▸ Directions: From the entries that follow, list every line in which the string "upper" appears.

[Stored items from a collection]
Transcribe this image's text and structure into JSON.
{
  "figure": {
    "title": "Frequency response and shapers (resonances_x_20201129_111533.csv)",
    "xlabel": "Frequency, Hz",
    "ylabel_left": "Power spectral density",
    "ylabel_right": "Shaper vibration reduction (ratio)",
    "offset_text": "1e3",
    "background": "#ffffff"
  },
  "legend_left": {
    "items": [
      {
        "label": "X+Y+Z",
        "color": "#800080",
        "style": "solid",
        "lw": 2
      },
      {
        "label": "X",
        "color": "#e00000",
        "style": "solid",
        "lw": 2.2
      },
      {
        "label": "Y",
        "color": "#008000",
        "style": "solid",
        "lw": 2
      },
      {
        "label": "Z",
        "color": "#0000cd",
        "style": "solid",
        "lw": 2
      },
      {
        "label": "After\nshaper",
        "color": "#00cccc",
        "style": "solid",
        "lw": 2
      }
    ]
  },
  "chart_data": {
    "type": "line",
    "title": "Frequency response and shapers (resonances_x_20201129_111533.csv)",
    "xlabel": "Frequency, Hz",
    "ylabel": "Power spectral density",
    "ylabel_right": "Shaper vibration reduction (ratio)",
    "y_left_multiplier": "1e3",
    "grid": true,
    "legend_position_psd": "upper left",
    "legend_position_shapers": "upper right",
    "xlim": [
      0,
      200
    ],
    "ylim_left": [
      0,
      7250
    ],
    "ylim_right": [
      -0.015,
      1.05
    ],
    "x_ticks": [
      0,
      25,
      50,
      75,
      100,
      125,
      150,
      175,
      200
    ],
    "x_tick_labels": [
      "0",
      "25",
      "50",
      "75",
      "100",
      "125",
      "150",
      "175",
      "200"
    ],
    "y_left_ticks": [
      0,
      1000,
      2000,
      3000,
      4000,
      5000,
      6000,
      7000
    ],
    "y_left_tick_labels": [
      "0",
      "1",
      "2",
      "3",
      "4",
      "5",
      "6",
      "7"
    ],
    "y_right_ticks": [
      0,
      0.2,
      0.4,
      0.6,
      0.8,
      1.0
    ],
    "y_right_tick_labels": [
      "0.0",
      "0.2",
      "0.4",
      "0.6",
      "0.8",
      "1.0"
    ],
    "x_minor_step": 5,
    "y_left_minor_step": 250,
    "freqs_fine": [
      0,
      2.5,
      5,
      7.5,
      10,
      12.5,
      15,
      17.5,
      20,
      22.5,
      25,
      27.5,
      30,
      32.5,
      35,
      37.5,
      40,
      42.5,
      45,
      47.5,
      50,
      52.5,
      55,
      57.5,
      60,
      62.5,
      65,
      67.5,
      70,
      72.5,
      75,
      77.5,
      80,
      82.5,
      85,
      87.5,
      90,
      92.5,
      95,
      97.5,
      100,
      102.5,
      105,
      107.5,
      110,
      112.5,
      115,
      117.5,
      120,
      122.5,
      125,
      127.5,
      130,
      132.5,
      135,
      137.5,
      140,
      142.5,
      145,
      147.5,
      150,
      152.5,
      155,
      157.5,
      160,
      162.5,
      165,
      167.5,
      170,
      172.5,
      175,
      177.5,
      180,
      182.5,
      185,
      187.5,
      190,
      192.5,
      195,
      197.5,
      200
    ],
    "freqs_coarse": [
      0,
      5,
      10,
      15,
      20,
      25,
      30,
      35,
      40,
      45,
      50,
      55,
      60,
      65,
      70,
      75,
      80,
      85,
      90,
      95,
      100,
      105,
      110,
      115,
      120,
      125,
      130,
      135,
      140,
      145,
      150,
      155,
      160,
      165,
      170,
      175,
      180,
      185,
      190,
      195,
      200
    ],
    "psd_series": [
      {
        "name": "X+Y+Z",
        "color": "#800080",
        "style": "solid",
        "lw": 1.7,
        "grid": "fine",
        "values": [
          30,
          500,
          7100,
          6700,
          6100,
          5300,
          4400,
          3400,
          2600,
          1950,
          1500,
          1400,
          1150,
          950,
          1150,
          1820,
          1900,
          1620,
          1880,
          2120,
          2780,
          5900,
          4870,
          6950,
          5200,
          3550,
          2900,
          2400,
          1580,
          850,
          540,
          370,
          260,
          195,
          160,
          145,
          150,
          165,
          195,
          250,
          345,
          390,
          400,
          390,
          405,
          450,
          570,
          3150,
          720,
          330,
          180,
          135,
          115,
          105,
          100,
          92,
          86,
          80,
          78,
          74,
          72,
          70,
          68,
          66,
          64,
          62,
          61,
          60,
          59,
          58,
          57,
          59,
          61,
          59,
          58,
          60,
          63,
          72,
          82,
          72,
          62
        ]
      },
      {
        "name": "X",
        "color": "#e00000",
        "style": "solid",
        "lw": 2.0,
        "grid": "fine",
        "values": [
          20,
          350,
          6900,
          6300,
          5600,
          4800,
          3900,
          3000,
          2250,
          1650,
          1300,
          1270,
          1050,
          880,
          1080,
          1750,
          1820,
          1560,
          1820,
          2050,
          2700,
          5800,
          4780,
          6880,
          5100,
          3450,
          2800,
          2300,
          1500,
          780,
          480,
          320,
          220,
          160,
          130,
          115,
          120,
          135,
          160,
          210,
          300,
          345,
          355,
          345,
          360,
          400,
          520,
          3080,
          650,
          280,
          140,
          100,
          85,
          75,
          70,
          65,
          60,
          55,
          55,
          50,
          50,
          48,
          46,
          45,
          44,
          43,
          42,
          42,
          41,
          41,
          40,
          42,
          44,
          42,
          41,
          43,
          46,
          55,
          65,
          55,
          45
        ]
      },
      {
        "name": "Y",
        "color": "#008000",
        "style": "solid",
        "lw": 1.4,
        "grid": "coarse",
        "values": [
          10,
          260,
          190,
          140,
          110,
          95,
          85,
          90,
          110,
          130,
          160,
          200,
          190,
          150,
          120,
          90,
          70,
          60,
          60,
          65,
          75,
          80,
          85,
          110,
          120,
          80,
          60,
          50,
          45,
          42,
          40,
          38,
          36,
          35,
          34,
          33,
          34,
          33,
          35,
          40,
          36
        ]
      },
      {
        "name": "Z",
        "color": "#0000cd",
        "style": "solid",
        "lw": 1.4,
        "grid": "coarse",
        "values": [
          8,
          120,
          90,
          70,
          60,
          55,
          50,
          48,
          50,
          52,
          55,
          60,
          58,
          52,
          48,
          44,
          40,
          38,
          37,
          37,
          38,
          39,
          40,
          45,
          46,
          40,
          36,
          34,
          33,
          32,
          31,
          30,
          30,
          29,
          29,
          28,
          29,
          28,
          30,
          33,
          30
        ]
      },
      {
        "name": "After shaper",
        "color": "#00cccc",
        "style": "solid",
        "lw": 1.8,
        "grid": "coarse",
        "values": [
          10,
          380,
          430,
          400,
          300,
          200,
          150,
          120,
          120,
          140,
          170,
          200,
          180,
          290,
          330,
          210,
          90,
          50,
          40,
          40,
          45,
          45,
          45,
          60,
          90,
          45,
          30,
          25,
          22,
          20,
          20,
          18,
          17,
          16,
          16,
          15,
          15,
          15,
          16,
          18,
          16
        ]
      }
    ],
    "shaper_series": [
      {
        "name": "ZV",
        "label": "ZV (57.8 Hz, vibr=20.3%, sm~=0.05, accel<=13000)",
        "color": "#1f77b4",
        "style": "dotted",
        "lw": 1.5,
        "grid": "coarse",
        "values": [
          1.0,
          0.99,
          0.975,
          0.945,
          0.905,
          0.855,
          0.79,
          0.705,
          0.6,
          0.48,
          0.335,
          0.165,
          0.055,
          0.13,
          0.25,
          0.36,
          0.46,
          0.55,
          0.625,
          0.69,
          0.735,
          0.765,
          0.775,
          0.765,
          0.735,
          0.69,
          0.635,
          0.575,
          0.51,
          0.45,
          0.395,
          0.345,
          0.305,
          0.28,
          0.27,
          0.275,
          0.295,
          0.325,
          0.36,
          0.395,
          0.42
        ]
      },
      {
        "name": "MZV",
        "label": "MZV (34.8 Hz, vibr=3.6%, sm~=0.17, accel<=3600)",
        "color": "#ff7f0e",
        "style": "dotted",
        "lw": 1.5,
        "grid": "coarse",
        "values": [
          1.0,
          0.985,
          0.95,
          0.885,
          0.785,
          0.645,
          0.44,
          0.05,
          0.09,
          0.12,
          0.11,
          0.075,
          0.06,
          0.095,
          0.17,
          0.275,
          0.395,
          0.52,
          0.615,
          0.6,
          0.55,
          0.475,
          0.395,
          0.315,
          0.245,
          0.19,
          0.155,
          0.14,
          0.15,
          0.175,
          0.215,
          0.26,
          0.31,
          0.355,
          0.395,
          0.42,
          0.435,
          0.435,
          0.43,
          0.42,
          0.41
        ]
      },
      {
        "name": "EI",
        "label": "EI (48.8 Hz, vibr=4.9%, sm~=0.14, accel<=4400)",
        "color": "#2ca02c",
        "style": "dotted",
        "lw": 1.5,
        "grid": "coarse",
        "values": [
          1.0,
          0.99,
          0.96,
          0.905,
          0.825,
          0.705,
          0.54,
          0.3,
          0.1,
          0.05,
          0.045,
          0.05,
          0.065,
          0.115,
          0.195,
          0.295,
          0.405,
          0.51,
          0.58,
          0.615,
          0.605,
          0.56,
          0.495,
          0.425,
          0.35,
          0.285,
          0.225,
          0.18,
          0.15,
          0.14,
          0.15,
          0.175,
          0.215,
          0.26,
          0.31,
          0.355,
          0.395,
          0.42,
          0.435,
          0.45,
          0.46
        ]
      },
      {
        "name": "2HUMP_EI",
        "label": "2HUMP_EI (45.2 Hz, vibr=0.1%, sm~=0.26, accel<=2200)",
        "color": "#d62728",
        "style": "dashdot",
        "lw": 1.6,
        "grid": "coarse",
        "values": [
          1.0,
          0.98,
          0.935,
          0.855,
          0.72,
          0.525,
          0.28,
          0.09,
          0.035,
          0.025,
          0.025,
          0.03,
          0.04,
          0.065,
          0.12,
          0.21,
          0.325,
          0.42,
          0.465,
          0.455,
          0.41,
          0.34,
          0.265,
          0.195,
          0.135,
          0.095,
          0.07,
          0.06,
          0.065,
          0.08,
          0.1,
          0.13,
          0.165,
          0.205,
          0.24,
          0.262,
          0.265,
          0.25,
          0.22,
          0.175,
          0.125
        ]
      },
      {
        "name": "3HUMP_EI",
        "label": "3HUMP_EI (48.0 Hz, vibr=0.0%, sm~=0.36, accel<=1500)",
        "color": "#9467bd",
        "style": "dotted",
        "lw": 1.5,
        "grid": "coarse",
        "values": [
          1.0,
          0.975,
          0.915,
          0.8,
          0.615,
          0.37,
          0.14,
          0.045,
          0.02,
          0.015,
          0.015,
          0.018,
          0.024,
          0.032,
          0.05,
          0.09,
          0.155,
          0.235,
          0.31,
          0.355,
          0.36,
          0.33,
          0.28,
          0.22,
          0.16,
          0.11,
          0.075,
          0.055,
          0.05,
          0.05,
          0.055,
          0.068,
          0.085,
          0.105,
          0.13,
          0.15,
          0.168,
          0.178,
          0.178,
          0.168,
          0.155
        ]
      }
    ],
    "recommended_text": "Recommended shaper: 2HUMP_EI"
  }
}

▸ Output of the exercise:
    "legend_position_psd": "upper left",
    "legend_position_shapers": "upper right",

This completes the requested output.